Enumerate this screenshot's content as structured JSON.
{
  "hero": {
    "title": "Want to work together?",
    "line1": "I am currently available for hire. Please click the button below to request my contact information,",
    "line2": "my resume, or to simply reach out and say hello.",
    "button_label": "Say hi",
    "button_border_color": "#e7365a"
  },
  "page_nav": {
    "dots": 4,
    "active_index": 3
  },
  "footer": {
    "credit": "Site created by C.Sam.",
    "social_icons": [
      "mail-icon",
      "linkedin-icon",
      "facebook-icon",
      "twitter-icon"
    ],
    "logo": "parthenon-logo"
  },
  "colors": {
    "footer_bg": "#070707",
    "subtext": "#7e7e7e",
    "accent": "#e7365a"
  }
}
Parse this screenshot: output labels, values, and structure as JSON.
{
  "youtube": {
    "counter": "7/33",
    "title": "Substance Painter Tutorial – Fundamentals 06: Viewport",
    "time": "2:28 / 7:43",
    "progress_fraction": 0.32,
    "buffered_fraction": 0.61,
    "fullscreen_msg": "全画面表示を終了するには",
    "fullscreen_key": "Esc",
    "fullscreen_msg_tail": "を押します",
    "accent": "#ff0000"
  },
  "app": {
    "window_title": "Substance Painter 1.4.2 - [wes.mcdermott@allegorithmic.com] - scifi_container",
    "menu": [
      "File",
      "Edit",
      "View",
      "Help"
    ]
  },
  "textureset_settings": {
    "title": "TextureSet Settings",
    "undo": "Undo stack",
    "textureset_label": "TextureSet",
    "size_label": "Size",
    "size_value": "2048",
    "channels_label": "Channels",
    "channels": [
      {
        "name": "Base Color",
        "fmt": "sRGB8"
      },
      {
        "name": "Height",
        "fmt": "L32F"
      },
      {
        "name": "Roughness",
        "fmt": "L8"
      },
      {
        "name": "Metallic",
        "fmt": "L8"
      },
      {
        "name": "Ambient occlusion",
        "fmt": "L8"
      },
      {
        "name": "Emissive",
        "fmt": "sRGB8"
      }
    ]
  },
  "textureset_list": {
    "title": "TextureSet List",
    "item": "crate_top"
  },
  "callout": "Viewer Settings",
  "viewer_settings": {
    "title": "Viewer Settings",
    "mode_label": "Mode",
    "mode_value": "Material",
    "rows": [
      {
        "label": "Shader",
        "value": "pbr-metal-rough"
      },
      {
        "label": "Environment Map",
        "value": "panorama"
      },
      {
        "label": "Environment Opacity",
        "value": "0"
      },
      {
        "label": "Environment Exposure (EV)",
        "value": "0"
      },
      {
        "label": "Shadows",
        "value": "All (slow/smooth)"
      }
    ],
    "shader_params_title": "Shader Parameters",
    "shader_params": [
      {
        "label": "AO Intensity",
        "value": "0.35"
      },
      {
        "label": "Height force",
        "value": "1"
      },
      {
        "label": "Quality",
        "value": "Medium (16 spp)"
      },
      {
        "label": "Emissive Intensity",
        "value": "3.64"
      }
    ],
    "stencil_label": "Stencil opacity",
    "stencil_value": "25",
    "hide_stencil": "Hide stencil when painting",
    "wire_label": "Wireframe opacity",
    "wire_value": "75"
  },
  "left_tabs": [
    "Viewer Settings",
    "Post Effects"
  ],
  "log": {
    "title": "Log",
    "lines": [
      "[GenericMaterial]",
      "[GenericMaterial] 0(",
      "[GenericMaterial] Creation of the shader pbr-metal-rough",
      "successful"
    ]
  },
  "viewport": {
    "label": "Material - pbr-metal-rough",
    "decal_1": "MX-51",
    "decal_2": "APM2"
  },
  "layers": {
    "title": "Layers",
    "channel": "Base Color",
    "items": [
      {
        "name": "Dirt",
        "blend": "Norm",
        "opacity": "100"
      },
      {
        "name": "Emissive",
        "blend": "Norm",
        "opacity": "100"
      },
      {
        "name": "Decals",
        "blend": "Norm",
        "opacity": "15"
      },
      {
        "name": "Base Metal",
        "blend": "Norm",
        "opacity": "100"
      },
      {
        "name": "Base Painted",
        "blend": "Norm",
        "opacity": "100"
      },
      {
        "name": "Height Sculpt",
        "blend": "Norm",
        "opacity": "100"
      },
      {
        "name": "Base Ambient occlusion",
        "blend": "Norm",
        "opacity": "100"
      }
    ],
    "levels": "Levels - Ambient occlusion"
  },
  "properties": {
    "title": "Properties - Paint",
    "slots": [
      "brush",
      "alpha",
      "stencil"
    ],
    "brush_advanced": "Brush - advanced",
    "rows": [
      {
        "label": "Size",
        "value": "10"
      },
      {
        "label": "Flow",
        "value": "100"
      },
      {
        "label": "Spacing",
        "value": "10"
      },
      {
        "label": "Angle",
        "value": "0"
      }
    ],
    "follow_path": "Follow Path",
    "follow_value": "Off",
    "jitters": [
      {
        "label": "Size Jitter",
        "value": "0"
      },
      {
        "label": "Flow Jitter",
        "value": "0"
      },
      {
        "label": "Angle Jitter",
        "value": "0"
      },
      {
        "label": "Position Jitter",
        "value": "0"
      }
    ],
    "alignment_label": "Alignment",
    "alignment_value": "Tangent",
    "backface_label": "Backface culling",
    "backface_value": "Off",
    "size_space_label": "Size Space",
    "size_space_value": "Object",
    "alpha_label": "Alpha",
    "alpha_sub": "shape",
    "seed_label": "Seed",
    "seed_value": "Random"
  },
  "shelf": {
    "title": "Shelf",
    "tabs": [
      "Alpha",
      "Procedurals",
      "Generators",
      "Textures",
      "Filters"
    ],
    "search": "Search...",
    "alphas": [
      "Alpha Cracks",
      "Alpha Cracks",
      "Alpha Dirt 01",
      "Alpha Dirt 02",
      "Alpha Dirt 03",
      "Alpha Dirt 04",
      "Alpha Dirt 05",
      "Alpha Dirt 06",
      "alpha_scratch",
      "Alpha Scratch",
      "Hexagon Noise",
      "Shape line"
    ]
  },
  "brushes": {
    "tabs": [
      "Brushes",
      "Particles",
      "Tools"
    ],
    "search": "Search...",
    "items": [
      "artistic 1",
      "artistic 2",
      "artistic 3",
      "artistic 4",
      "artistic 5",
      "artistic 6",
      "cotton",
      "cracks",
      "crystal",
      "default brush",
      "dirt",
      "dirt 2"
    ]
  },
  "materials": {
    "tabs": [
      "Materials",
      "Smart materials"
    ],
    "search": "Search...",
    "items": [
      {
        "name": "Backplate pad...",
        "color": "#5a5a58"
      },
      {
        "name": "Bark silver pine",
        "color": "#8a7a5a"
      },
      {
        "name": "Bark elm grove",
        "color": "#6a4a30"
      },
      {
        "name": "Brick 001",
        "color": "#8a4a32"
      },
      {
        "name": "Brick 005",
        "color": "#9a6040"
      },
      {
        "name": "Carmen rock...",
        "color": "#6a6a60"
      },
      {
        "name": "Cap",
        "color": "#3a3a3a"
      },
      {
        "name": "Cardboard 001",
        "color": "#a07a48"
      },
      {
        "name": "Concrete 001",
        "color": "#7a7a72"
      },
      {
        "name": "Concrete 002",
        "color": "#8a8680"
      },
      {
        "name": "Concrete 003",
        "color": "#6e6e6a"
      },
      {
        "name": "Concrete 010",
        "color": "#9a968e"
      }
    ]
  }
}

EXERCISE OBJECTIVE:
Take every line that includes the string "Base" and copy it.

COMPLETE ANSWER:
        "name": "Base Color",
    "channel": "Base Color",
        "name": "Base Metal",
        "name": "Base Painted",
        "name": "Base Ambient occlusion",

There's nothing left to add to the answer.